**** DATASET EXCERPTS
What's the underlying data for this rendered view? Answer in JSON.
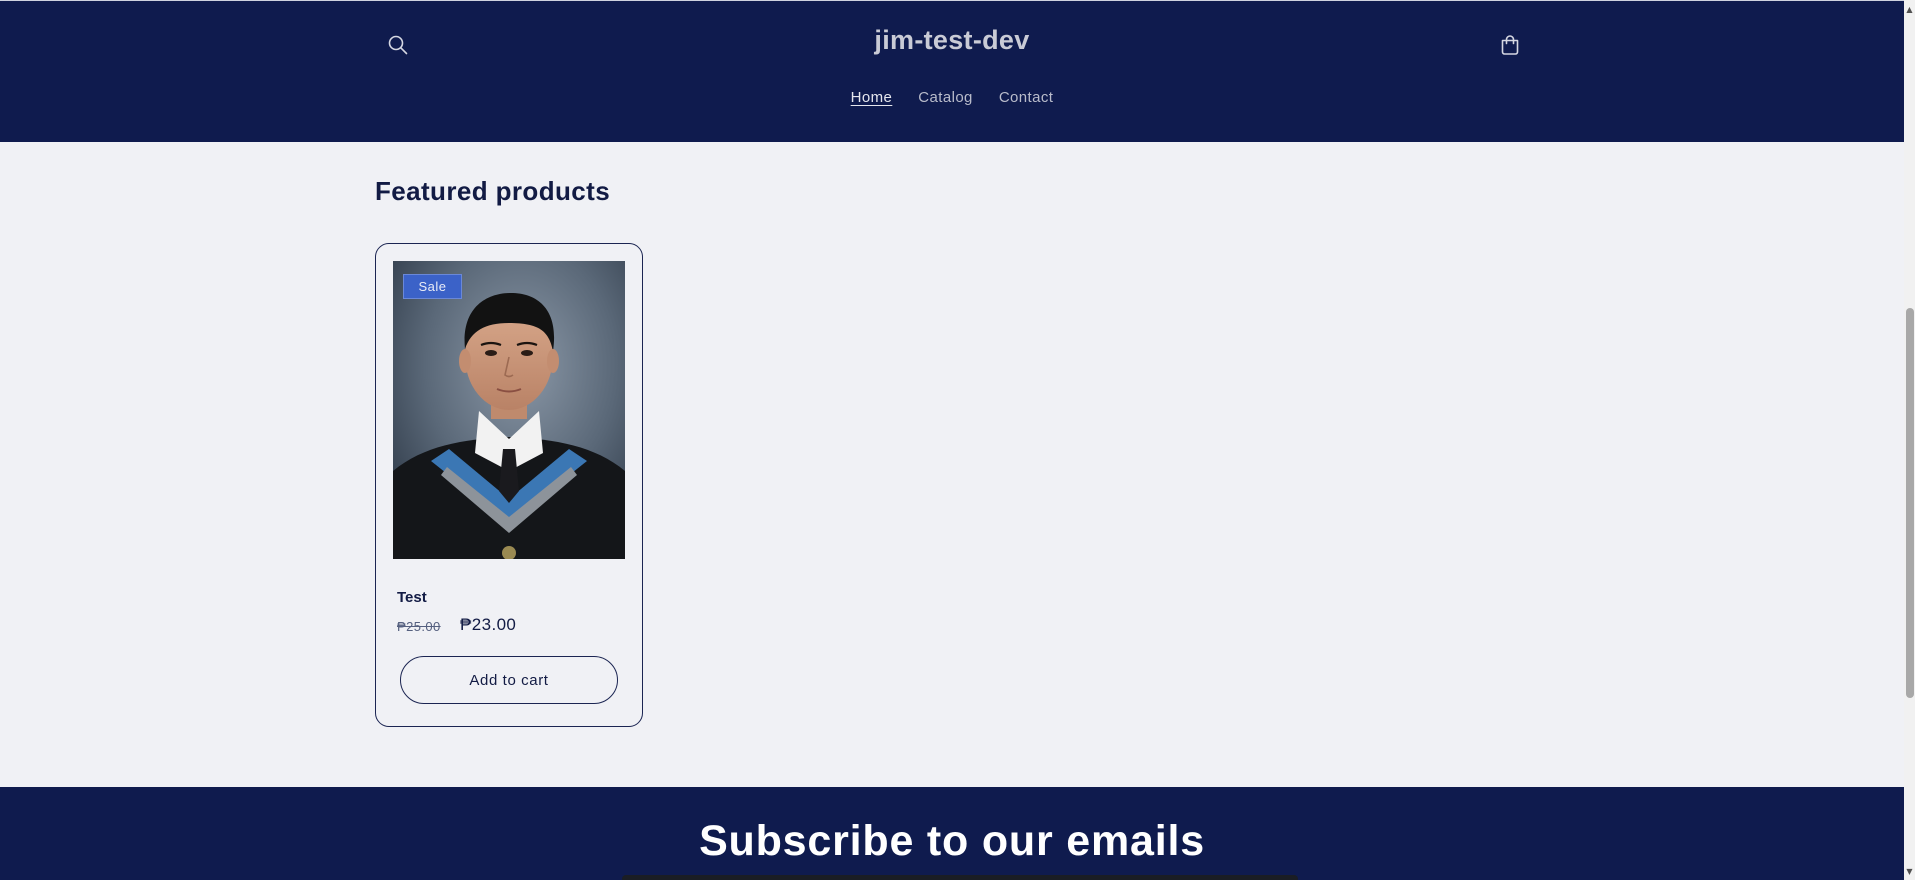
{
  "header": {
    "site_title": "jim-test-dev",
    "search_icon": "search-icon",
    "cart_icon": "cart-icon",
    "nav": [
      {
        "label": "Home",
        "active": true
      },
      {
        "label": "Catalog",
        "active": false
      },
      {
        "label": "Contact",
        "active": false
      }
    ]
  },
  "featured": {
    "title": "Featured products",
    "products": [
      {
        "badge": "Sale",
        "name": "Test",
        "price_original": "₱25.00",
        "price_sale": "₱23.00",
        "add_to_cart_label": "Add to cart"
      }
    ]
  },
  "subscribe": {
    "title": "Subscribe to our emails"
  },
  "colors": {
    "header_bg": "#0f1b4e",
    "page_bg": "#f0f1f5",
    "badge_bg": "#3b62c8",
    "text_dark": "#121b44"
  }
}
********
◆ WRITTEN PROBLEM:
Repeat all the data as it stands, dropping any images it holds.

◆ WRITTEN RESPONSE:
What's the underlying data for this rendered view? Answer in JSON.
{
  "header": {
    "site_title": "jim-test-dev",
    "search_icon": "search-icon",
    "cart_icon": "cart-icon",
    "nav": [
      {
        "label": "Home",
        "active": true
      },
      {
        "label": "Catalog",
        "active": false
      },
      {
        "label": "Contact",
        "active": false
      }
    ]
  },
  "featured": {
    "title": "Featured products",
    "products": [
      {
        "badge": "Sale",
        "name": "Test",
        "price_original": "₱25.00",
        "price_sale": "₱23.00",
        "add_to_cart_label": "Add to cart"
      }
    ]
  },
  "subscribe": {
    "title": "Subscribe to our emails"
  },
  "colors": {
    "header_bg": "#0f1b4e",
    "page_bg": "#f0f1f5",
    "badge_bg": "#3b62c8",
    "text_dark": "#121b44"
  }
}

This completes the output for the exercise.